### Direction:
Work out how many lines of the listing hold the string "JSON", then answer with that number and nothing else.

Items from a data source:
====================

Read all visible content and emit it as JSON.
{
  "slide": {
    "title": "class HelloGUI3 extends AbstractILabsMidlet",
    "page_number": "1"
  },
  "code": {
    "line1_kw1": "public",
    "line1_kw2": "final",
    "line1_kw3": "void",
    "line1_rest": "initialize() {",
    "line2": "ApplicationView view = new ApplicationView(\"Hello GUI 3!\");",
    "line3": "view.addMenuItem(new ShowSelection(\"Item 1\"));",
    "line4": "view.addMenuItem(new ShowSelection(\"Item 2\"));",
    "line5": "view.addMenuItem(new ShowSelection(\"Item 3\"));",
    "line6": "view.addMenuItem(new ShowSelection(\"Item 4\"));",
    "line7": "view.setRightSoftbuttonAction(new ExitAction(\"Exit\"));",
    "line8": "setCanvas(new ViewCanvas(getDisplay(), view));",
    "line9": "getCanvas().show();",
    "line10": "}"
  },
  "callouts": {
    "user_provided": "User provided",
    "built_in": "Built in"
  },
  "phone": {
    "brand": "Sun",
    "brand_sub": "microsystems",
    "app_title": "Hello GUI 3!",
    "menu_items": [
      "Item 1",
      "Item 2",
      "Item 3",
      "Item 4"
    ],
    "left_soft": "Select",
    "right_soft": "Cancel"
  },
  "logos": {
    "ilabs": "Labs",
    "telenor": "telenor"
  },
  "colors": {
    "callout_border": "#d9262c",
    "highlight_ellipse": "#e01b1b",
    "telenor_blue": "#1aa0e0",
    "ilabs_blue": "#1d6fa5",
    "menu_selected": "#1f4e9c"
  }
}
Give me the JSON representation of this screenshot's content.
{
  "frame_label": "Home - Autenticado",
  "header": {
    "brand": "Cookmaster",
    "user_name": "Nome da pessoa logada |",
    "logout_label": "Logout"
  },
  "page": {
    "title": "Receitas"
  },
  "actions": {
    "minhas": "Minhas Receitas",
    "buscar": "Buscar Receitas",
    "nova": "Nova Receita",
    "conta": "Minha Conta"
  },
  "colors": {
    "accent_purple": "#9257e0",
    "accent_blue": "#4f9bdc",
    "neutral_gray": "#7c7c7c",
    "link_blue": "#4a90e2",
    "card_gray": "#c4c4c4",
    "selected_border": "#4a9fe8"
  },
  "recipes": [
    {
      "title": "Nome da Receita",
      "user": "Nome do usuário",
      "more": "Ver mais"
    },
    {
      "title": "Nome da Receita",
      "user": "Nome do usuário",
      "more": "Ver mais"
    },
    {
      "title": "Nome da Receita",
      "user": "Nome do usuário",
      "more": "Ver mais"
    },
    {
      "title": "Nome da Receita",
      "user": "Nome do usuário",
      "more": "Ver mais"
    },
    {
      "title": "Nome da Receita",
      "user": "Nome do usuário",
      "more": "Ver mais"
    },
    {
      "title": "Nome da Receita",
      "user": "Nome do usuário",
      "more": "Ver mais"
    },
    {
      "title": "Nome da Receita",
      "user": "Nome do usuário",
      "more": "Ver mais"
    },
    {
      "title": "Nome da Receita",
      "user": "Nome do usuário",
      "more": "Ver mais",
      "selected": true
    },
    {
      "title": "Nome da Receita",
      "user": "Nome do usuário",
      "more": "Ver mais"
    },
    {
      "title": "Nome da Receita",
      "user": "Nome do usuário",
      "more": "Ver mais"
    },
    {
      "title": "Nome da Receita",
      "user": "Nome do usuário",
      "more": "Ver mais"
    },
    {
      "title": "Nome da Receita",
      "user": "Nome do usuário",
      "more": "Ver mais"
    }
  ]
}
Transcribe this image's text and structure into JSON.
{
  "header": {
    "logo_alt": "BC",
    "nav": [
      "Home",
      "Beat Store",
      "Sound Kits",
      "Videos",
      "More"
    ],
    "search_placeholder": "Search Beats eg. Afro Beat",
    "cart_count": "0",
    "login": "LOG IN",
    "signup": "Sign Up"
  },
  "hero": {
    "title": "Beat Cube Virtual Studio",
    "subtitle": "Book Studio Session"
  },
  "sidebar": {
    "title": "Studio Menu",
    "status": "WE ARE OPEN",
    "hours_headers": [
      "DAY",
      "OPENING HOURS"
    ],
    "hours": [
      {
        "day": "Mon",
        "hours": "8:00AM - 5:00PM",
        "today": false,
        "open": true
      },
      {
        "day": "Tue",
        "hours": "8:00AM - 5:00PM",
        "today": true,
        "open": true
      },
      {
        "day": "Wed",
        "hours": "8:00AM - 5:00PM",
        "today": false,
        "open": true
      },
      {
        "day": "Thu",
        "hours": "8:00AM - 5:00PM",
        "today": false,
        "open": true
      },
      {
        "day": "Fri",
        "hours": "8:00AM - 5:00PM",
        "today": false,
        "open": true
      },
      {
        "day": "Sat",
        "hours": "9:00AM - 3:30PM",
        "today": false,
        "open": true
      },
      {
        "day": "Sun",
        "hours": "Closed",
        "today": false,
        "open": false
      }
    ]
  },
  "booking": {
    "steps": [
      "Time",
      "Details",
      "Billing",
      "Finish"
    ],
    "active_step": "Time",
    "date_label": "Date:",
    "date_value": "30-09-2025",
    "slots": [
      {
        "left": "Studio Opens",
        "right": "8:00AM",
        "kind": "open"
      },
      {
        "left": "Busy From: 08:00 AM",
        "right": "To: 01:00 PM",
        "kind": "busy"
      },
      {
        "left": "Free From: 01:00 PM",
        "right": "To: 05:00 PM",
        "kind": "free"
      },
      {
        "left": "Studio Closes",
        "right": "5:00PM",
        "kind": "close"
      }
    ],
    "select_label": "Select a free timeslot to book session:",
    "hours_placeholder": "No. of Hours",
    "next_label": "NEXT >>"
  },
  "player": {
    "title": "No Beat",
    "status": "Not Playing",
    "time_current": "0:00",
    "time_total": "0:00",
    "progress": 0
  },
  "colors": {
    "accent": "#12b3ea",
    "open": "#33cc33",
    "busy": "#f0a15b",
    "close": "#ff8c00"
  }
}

====================

### Output of the task:
3